> _Short exercise_:
Extract each line holding the word "coliques" from the entries.

> _Data extract_:
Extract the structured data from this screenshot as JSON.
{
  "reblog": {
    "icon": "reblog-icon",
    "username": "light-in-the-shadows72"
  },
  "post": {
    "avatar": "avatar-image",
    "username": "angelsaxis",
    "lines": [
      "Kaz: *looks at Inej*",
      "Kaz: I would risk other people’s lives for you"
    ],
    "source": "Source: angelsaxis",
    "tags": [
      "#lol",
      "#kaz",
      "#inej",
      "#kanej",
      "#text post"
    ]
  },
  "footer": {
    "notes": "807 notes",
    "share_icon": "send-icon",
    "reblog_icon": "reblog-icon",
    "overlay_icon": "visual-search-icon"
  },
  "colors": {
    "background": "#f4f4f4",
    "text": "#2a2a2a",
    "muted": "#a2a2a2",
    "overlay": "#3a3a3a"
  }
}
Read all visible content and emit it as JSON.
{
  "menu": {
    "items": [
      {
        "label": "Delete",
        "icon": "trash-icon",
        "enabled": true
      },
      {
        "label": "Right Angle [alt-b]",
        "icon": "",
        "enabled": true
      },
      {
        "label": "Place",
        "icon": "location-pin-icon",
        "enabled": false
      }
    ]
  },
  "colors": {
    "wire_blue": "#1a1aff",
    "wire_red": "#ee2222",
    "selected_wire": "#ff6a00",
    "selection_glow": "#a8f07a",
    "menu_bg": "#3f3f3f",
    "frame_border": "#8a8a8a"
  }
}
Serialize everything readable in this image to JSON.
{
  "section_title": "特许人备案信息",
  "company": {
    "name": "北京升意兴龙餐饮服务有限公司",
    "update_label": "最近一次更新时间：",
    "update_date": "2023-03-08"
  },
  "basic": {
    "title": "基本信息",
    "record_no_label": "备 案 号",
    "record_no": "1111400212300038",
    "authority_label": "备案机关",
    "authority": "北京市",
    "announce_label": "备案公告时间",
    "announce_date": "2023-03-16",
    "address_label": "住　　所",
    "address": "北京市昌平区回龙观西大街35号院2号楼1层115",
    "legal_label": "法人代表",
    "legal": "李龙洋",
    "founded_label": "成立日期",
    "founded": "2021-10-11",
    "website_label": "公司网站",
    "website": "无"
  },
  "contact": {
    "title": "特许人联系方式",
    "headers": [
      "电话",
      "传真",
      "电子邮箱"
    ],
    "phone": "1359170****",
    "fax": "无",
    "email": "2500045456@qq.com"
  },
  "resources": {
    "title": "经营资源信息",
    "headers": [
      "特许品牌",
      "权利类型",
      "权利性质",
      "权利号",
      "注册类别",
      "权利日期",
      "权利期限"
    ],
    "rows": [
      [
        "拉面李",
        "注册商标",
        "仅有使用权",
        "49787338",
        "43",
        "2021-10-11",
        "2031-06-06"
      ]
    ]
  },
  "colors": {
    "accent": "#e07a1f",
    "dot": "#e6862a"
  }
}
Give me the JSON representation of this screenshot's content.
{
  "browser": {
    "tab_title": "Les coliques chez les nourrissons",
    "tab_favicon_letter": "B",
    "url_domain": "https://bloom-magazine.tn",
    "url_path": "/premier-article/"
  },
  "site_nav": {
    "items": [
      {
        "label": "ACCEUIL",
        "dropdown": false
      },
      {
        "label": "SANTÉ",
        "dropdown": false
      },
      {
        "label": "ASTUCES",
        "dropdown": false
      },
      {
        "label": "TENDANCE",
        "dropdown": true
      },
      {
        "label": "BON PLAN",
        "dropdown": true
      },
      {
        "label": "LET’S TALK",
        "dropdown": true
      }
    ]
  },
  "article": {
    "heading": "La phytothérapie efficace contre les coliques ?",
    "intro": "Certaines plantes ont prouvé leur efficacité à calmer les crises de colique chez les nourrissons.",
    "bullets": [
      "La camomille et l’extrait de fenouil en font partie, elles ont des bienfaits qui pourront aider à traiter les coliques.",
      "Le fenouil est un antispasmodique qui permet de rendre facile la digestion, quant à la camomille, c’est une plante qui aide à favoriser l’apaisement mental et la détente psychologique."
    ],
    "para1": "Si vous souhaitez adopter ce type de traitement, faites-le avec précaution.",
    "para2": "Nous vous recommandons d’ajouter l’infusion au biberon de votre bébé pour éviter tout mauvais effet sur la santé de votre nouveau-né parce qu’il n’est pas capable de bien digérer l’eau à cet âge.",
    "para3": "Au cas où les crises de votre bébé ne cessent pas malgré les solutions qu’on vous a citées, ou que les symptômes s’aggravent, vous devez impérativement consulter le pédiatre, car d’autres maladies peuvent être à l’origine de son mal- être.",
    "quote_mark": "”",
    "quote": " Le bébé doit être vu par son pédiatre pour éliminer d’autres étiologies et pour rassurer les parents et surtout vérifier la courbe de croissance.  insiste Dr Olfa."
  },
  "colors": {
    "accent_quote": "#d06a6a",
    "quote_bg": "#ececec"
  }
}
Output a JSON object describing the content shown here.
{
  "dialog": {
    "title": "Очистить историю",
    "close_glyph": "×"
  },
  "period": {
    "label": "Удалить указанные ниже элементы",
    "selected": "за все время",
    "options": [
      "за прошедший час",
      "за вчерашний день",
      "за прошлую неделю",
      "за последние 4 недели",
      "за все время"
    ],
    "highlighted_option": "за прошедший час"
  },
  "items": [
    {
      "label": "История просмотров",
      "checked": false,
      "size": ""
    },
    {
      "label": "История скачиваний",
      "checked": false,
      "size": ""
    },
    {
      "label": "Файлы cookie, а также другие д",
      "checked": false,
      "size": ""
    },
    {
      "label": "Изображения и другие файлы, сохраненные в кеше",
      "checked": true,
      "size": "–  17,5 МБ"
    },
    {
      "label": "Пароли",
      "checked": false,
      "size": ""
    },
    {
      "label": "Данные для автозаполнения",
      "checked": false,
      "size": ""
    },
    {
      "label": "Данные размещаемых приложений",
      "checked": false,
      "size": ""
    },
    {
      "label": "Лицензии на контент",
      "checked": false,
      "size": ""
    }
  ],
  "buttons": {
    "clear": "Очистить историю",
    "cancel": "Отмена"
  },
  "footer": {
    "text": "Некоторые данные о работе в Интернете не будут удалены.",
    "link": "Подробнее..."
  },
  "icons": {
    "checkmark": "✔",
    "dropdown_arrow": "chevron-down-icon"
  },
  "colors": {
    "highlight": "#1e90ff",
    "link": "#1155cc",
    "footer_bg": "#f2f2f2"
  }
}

> _Written reply_:
    "tab_title": "Les coliques chez les nourrissons",
    "heading": "La phytothérapie efficace contre les coliques ?",
      "La camomille et l’extrait de fenouil en font partie, elles ont des bienfaits qui pourront aider à traiter les coliques.",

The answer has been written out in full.